▶ WORK TO DO
For each line that holds "name", copy the line out.

============================================================

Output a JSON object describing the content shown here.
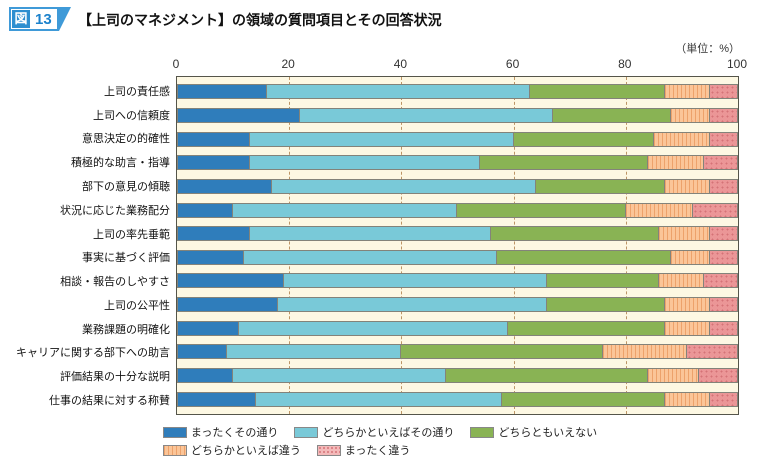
{
  "header": {
    "badge_prefix": "図",
    "badge_number": "13",
    "title": "【上司のマネジメント】の領域の質問項目とその回答状況"
  },
  "unit_label": "（単位：%）",
  "colors": {
    "badge_blue": "#3f9ad8",
    "series_blue": "#2f7dbb",
    "series_lightblue": "#79c9d8",
    "series_green": "#89b354",
    "series_orange": "#fbc598",
    "series_pink": "#eb9697",
    "plot_background": "#fdf8e3",
    "gridline": "#bd9565"
  },
  "chart_data": {
    "type": "bar",
    "stacked": true,
    "orientation": "horizontal",
    "grid": true,
    "legend_position": "bottom",
    "xlim": [
      0,
      100
    ],
    "x_ticks": [
      "0",
      "20",
      "40",
      "60",
      "80",
      "100"
    ],
    "categories": [
      "上司の責任感",
      "上司への信頼度",
      "意思決定の的確性",
      "積極的な助言・指導",
      "部下の意見の傾聴",
      "状況に応じた業務配分",
      "上司の率先垂範",
      "事実に基づく評価",
      "相談・報告のしやすさ",
      "上司の公平性",
      "業務課題の明確化",
      "キャリアに関する部下への助言",
      "評価結果の十分な説明",
      "仕事の結果に対する称賛"
    ],
    "series": [
      {
        "name": "まったくその通り",
        "color": "#2f7dbb",
        "pattern": "solid",
        "values": [
          16,
          22,
          13,
          13,
          17,
          10,
          13,
          12,
          19,
          18,
          11,
          9,
          10,
          14
        ]
      },
      {
        "name": "どちらかといえばその通り",
        "color": "#79c9d8",
        "pattern": "solid",
        "values": [
          47,
          45,
          47,
          41,
          47,
          40,
          43,
          45,
          47,
          48,
          48,
          31,
          38,
          44
        ]
      },
      {
        "name": "どちらともいえない",
        "color": "#89b354",
        "pattern": "solid",
        "values": [
          24,
          21,
          25,
          30,
          23,
          30,
          30,
          31,
          20,
          21,
          28,
          36,
          36,
          29
        ]
      },
      {
        "name": "どちらかといえば違う",
        "color": "#fbc598",
        "pattern": "vertical-hatch",
        "values": [
          8,
          7,
          10,
          10,
          8,
          12,
          9,
          7,
          8,
          8,
          8,
          15,
          9,
          8
        ]
      },
      {
        "name": "まったく違う",
        "color": "#eb9697",
        "pattern": "dots",
        "values": [
          5,
          5,
          5,
          6,
          5,
          8,
          5,
          5,
          6,
          5,
          5,
          9,
          7,
          5
        ]
      }
    ],
    "legend_rows": [
      [
        0,
        1,
        2
      ],
      [
        3,
        4
      ]
    ]
  }
}
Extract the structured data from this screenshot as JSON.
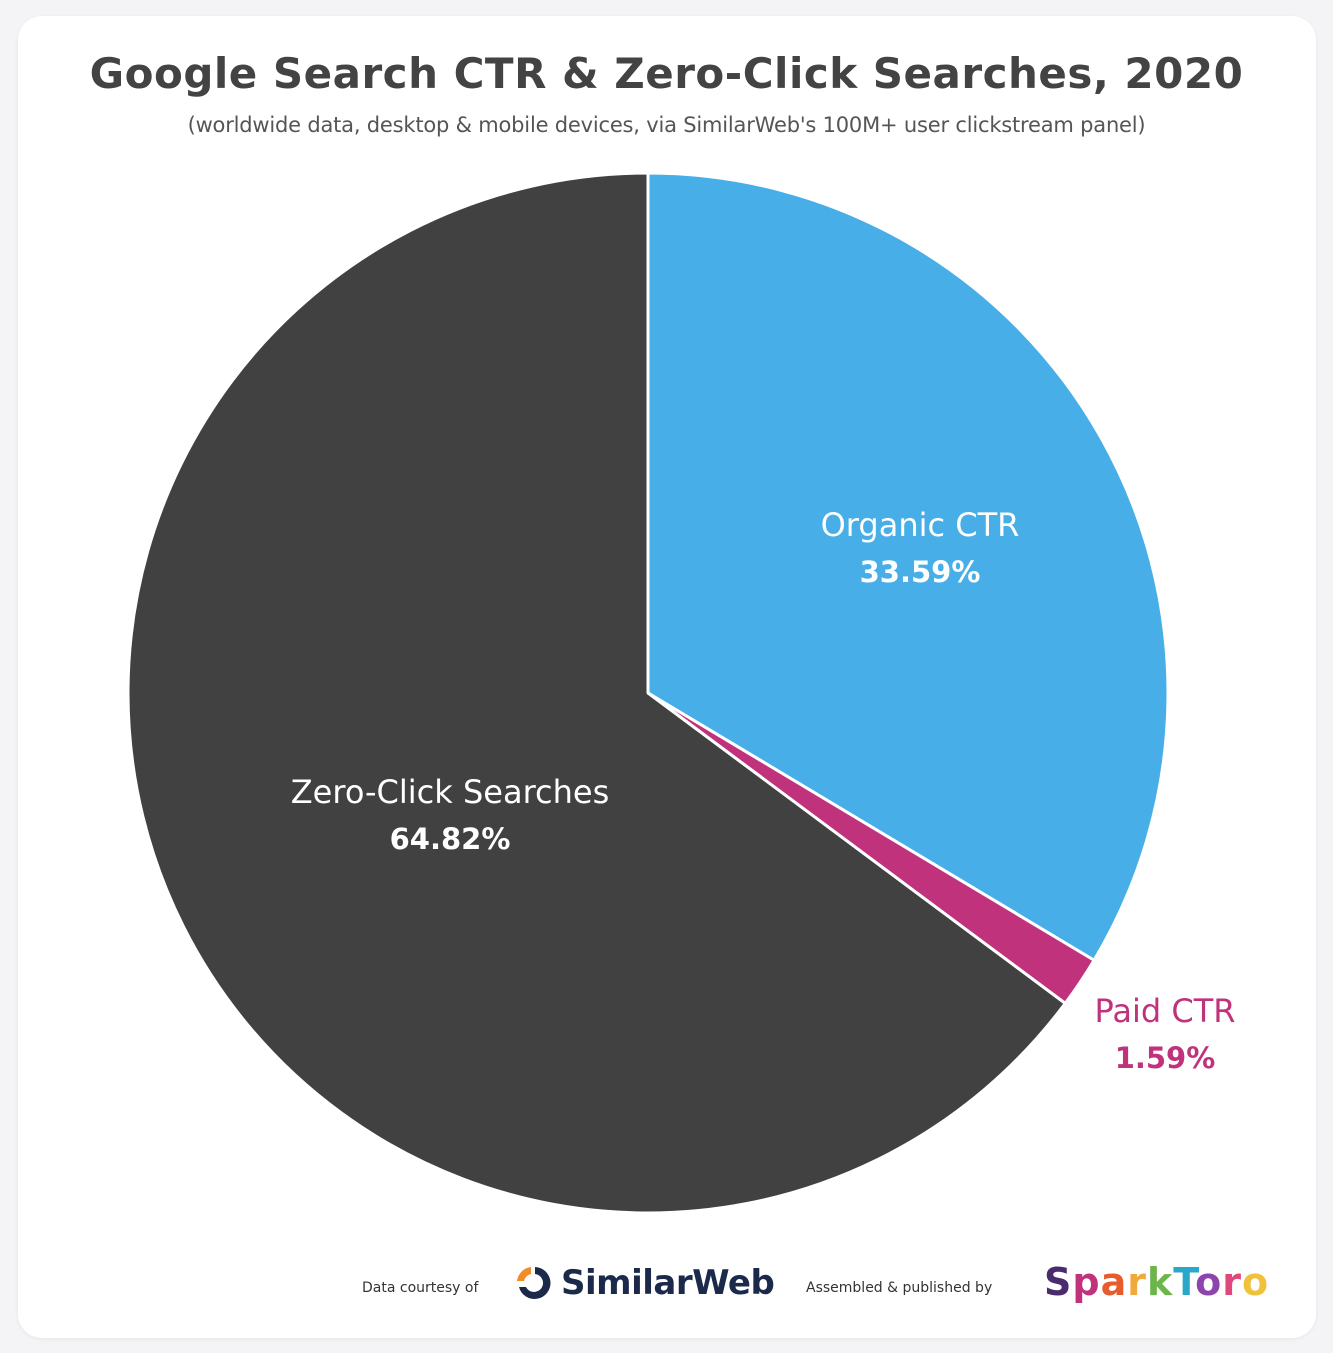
{
  "header": {
    "title": "Google Search CTR & Zero-Click Searches, 2020",
    "subtitle": "(worldwide data, desktop & mobile devices, via SimilarWeb's 100M+ user clickstream panel)"
  },
  "chart_data": {
    "type": "pie",
    "title": "Google Search CTR & Zero-Click Searches, 2020",
    "subtitle": "(worldwide data, desktop & mobile devices, via SimilarWeb's 100M+ user clickstream panel)",
    "start_angle": "12 o'clock",
    "direction": "clockwise",
    "slices": [
      {
        "label": "Organic CTR",
        "value": 33.59,
        "value_label": "33.59%",
        "color": "#47aee8",
        "label_color": "#ffffff"
      },
      {
        "label": "Paid CTR",
        "value": 1.59,
        "value_label": "1.59%",
        "color": "#c0337c",
        "label_color": "#c0337c"
      },
      {
        "label": "Zero-Click Searches",
        "value": 64.82,
        "value_label": "64.82%",
        "color": "#414141",
        "label_color": "#ffffff"
      }
    ]
  },
  "footer": {
    "data_courtesy": "Data courtesy of",
    "similarweb_logo_text": "SimilarWeb",
    "assembled": "Assembled & published by",
    "sparktoro_logo_text": "SparkToro",
    "sparktoro_colors": [
      "#4a2c6e",
      "#c0337c",
      "#e85b2c",
      "#f2a93b",
      "#6bb54a",
      "#2aa7c9",
      "#8e44ad",
      "#e0487b",
      "#f0c23b"
    ]
  }
}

============================================================

▶ FINISHED EXERCISE
        "name": "まったくその通り",
        "name": "どちらかといえばその通り",
        "name": "どちらともいえない",
        "name": "どちらかといえば違う",
        "name": "まったく違う",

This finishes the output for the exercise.